Are you able to quote each entry exactly as written?

○ ○ ○ ○ ○ ○ ○

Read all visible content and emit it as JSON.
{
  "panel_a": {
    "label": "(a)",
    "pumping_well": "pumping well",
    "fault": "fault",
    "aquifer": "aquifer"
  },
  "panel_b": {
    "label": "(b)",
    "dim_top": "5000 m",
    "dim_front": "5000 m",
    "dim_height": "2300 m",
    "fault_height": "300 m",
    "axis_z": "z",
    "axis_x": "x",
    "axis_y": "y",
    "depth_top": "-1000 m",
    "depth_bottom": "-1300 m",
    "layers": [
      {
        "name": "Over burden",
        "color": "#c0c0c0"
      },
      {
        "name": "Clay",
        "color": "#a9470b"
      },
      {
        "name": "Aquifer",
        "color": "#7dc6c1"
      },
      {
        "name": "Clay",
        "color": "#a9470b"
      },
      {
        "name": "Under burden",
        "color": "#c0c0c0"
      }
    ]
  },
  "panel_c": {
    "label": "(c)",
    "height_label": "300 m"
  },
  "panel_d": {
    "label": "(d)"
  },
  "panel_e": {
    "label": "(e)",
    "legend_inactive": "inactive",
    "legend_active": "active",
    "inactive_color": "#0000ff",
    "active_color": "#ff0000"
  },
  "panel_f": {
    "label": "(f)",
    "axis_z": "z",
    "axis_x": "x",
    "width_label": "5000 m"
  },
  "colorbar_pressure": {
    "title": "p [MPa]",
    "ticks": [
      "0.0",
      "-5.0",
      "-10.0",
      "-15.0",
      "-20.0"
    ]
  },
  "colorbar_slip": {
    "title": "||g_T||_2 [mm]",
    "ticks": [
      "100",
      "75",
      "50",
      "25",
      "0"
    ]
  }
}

○ ○ ○ ○ ○ ○ ○

Answer to this exercise —
Read all visible content and emit it as JSON.
{
  "panel_a": {
    "label": "(a)",
    "pumping_well": "pumping well",
    "fault": "fault",
    "aquifer": "aquifer"
  },
  "panel_b": {
    "label": "(b)",
    "dim_top": "5000 m",
    "dim_front": "5000 m",
    "dim_height": "2300 m",
    "fault_height": "300 m",
    "axis_z": "z",
    "axis_x": "x",
    "axis_y": "y",
    "depth_top": "-1000 m",
    "depth_bottom": "-1300 m",
    "layers": [
      {
        "name": "Over burden",
        "color": "#c0c0c0"
      },
      {
        "name": "Clay",
        "color": "#a9470b"
      },
      {
        "name": "Aquifer",
        "color": "#7dc6c1"
      },
      {
        "name": "Clay",
        "color": "#a9470b"
      },
      {
        "name": "Under burden",
        "color": "#c0c0c0"
      }
    ]
  },
  "panel_c": {
    "label": "(c)",
    "height_label": "300 m"
  },
  "panel_d": {
    "label": "(d)"
  },
  "panel_e": {
    "label": "(e)",
    "legend_inactive": "inactive",
    "legend_active": "active",
    "inactive_color": "#0000ff",
    "active_color": "#ff0000"
  },
  "panel_f": {
    "label": "(f)",
    "axis_z": "z",
    "axis_x": "x",
    "width_label": "5000 m"
  },
  "colorbar_pressure": {
    "title": "p [MPa]",
    "ticks": [
      "0.0",
      "-5.0",
      "-10.0",
      "-15.0",
      "-20.0"
    ]
  },
  "colorbar_slip": {
    "title": "||g_T||_2 [mm]",
    "ticks": [
      "100",
      "75",
      "50",
      "25",
      "0"
    ]
  }
}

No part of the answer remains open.